Part of a data file
+ + + + + + +
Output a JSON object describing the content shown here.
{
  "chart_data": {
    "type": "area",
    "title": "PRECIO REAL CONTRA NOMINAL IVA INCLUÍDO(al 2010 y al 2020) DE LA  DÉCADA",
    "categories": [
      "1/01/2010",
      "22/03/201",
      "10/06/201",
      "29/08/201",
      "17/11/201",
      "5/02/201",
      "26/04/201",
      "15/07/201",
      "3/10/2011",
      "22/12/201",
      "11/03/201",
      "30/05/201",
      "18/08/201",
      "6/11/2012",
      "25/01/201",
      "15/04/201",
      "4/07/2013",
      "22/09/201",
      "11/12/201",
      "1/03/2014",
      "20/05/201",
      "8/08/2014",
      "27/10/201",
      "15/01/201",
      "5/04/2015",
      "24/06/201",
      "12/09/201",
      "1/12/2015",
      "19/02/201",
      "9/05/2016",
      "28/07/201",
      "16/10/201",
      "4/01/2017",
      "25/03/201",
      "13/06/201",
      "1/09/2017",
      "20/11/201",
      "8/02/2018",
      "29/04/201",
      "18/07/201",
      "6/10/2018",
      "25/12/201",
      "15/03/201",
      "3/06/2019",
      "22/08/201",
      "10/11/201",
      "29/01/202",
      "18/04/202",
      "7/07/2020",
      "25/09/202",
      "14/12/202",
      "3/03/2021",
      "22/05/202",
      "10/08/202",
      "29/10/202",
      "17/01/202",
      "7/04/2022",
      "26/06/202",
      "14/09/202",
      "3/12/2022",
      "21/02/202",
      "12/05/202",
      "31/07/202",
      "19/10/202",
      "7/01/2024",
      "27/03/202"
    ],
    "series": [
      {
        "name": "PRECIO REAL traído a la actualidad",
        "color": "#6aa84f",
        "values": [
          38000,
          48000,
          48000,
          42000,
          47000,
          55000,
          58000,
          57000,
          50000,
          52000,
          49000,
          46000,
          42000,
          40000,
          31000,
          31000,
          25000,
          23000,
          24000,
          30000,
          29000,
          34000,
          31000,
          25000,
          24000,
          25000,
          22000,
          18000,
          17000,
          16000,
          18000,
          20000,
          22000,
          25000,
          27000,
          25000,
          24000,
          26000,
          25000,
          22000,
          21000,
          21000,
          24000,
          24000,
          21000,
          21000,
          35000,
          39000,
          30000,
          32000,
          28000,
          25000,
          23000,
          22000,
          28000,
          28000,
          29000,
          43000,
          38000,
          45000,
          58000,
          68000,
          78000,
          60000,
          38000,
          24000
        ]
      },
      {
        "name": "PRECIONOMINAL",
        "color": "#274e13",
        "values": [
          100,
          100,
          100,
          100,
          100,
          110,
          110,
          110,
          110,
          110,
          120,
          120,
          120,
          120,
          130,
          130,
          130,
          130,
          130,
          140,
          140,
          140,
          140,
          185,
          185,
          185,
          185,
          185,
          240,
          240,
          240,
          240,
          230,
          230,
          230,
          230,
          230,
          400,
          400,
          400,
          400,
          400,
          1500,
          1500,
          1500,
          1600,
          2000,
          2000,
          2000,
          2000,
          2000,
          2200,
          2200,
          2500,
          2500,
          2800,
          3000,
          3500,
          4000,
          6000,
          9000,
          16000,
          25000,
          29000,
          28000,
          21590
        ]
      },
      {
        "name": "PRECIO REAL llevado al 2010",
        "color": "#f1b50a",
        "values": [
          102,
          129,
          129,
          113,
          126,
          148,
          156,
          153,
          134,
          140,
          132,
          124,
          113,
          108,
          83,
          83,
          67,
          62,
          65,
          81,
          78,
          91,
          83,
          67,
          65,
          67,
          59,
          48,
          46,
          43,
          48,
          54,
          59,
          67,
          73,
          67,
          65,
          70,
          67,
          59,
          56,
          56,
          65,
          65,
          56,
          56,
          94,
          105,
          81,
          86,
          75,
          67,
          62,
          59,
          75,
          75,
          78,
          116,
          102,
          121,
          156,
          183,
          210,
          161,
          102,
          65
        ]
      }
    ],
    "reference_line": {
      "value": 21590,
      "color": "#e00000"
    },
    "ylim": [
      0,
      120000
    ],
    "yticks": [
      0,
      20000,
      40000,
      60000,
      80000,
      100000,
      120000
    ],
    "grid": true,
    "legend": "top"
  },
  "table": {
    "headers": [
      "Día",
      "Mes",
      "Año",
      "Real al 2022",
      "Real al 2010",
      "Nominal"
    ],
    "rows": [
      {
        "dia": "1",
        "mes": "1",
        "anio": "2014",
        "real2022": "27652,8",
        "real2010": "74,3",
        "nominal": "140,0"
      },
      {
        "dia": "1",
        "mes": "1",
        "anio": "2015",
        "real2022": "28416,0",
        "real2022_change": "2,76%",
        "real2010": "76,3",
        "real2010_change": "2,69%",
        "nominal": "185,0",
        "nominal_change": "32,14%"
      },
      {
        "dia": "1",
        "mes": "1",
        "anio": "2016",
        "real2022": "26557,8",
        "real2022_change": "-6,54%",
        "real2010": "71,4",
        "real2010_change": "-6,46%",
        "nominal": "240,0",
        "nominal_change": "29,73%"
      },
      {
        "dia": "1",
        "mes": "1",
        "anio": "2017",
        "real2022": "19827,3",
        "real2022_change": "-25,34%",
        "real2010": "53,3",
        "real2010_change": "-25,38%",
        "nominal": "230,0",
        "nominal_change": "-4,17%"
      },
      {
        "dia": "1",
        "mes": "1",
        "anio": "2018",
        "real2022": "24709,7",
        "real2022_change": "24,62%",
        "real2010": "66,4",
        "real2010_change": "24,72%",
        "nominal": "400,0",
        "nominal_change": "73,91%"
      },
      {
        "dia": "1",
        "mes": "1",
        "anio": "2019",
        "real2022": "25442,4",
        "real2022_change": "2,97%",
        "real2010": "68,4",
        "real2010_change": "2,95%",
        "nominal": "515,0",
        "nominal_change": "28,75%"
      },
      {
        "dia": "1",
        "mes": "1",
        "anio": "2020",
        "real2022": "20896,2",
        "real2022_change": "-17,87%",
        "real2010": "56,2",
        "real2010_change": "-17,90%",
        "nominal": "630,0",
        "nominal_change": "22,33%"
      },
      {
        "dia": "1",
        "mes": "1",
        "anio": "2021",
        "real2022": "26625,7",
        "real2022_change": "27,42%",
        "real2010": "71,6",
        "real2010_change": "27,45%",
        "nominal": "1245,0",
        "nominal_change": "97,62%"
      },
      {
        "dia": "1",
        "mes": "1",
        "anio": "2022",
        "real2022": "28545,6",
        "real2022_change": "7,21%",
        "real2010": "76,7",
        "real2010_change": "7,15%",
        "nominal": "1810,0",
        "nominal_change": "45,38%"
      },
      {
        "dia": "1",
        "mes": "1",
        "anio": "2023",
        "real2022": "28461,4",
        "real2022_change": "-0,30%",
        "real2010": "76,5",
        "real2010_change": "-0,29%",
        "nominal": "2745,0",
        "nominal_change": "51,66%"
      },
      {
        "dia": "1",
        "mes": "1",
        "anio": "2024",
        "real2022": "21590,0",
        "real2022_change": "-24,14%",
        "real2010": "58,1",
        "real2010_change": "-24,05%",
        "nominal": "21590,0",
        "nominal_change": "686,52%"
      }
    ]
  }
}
+ + + + + + +
*Written request*: Write only the number of lines in the records that include the word "anio".

*Exercise solution*: 11